### Provided passage
----
Implementing a Sitecore Data Provider
When you implement a data provider you are creating two things:
- Implementation - a .NET class that implements the data provider
- Configuration - specifies where Sitecore should use the implementation
Implementation
A data provider inherits from the abstract class Sitecore.Data.DataProviders.DataProvider
.
- API - describes the API used to build a custom data provider
- Mapping identifiers - approaches for mapping unique identifiers from external systems to Sitecore item IDs
- Search - how to ensure items from custom data providers are available to the Sitecore search API
- Publishing - how to ensure publishing items from custom data providers works as required
- Templates - how to work with templates
- Non-hierarchical data - how to work with templates
Configuration
Configuration is used to tell Sitecore which data providers a Sitecore database should use.
Adding a data provider to a Sitecore database
The following example demonstrates how to define a data provider and add the data provider to the master
Sitecore database:
<dataProviders>
<myDataProvider type="Testing.DataProviders.MyDataProvider, Testing" />
</dataProviders>
<databases>
<database id="master">
<dataProviders hint="list:AddDataProvider">
<dataProvider patch:before="*[1]" ref="dataProviders/myDataProvider" />
</dataProviders>
</database>
</databases>
Data provider order
Data providers are handled in the order they appear in the configuration. For more information on configuration and how order is determined, see the section on the Patch Files.
----
### Entries supplied

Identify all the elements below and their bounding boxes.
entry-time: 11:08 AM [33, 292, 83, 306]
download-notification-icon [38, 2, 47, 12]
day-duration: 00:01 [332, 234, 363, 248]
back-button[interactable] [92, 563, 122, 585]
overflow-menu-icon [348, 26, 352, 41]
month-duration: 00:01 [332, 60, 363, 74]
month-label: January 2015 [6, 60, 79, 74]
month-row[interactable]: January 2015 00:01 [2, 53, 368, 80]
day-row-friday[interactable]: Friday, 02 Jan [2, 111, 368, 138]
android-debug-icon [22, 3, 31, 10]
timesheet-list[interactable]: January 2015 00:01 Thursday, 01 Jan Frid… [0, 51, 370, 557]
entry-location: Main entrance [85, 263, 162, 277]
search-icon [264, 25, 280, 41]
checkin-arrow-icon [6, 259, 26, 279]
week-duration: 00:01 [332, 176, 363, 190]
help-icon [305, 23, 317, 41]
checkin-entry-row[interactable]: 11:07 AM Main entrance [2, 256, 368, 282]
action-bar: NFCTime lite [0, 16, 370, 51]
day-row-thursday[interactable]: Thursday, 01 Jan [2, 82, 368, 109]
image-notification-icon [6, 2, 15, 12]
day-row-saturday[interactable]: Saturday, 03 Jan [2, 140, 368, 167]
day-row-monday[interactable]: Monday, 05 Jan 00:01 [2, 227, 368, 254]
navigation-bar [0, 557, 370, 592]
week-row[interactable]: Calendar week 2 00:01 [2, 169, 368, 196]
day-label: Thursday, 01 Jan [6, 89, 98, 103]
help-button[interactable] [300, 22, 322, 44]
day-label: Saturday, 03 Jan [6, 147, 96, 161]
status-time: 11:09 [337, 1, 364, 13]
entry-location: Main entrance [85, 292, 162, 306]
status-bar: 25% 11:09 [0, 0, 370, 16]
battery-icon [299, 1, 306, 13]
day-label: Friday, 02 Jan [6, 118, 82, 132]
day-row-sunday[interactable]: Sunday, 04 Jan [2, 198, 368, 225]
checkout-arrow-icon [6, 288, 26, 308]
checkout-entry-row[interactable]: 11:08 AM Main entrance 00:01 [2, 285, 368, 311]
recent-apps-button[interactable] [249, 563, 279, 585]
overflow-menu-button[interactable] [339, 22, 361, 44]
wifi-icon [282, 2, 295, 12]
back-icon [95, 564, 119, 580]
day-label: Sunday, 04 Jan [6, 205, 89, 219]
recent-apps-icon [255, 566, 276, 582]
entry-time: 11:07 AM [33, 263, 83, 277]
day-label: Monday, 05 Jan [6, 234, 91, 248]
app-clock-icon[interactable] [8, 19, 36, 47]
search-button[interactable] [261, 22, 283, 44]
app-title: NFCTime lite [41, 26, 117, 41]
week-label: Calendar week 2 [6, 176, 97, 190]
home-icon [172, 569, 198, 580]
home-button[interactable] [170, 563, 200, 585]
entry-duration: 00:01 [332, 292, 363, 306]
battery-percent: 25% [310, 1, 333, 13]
----
### Exercise set
(1) Copy the part of the Sitecore data provider text above that opens with the words containing "- API - describes" and closes with "database should use.".
(2) In the Sitecore data provider text above, what abstract class does a data provider inherit from?

### Expected responses
(1)
- API - describes the API used to build a custom data provider
- Mapping identifiers - approaches for mapping unique identifiers from external systems to Sitecore item IDs
- Search - how to ensure items from custom data providers are available to the Sitecore search API
- Publishing - how to ensure publishing items from custom data providers works as required
- Templates - how to work with templates
- Non-hierarchical data - how to work with templates
Configuration
Configuration is used to tell Sitecore which data providers a Sitecore database should use.

(2) Sitecore.Data.DataProviders.DataProvider